### Aim of the exercise
The records are to be restated in their entirety, word for word.

········

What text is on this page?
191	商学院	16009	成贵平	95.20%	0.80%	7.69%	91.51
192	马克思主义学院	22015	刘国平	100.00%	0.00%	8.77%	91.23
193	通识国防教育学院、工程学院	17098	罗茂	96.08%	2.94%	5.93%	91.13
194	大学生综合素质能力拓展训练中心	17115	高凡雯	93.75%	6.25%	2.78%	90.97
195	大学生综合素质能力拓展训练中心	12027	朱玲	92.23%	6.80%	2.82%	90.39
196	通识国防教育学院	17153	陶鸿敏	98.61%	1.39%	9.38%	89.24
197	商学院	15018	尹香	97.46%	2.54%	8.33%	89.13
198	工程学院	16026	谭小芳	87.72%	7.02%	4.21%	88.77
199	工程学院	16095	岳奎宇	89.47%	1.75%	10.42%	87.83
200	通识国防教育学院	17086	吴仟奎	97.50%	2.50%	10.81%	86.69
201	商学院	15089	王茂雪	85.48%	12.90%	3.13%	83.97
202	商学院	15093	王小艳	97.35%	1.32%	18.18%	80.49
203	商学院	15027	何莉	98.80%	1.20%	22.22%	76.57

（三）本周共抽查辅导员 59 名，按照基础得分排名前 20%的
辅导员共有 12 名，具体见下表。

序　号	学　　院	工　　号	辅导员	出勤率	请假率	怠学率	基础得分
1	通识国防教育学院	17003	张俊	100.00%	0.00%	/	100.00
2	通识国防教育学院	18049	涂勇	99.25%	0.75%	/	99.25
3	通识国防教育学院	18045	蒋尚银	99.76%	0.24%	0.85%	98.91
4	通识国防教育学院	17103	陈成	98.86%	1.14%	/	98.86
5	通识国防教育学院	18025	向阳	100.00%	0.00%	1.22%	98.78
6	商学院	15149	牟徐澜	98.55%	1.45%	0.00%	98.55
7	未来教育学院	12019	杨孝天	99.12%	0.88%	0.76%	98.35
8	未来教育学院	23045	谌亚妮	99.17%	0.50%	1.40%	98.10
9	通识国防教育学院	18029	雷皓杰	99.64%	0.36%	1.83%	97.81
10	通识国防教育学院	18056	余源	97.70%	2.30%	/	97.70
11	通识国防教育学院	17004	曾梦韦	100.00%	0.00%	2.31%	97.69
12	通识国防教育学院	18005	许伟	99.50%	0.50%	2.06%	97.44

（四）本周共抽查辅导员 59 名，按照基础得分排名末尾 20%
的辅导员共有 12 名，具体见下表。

········

### Expected output
What text is on this page?
191	商学院	16009	成贵平	95.20%	0.80%	7.69%	91.51
192	马克思主义学院	22015	刘国平	100.00%	0.00%	8.77%	91.23
193	通识国防教育学院、工程学院	17098	罗茂	96.08%	2.94%	5.93%	91.13
194	大学生综合素质能力拓展训练中心	17115	高凡雯	93.75%	6.25%	2.78%	90.97
195	大学生综合素质能力拓展训练中心	12027	朱玲	92.23%	6.80%	2.82%	90.39
196	通识国防教育学院	17153	陶鸿敏	98.61%	1.39%	9.38%	89.24
197	商学院	15018	尹香	97.46%	2.54%	8.33%	89.13
198	工程学院	16026	谭小芳	87.72%	7.02%	4.21%	88.77
199	工程学院	16095	岳奎宇	89.47%	1.75%	10.42%	87.83
200	通识国防教育学院	17086	吴仟奎	97.50%	2.50%	10.81%	86.69
201	商学院	15089	王茂雪	85.48%	12.90%	3.13%	83.97
202	商学院	15093	王小艳	97.35%	1.32%	18.18%	80.49
203	商学院	15027	何莉	98.80%	1.20%	22.22%	76.57

（三）本周共抽查辅导员 59 名，按照基础得分排名前 20%的
辅导员共有 12 名，具体见下表。

序　号	学　　院	工　　号	辅导员	出勤率	请假率	怠学率	基础得分
1	通识国防教育学院	17003	张俊	100.00%	0.00%	/	100.00
2	通识国防教育学院	18049	涂勇	99.25%	0.75%	/	99.25
3	通识国防教育学院	18045	蒋尚银	99.76%	0.24%	0.85%	98.91
4	通识国防教育学院	17103	陈成	98.86%	1.14%	/	98.86
5	通识国防教育学院	18025	向阳	100.00%	0.00%	1.22%	98.78
6	商学院	15149	牟徐澜	98.55%	1.45%	0.00%	98.55
7	未来教育学院	12019	杨孝天	99.12%	0.88%	0.76%	98.35
8	未来教育学院	23045	谌亚妮	99.17%	0.50%	1.40%	98.10
9	通识国防教育学院	18029	雷皓杰	99.64%	0.36%	1.83%	97.81
10	通识国防教育学院	18056	余源	97.70%	2.30%	/	97.70
11	通识国防教育学院	17004	曾梦韦	100.00%	0.00%	2.31%	97.69
12	通识国防教育学院	18005	许伟	99.50%	0.50%	2.06%	97.44

（四）本周共抽查辅导员 59 名，按照基础得分排名末尾 20%
的辅导员共有 12 名，具体见下表。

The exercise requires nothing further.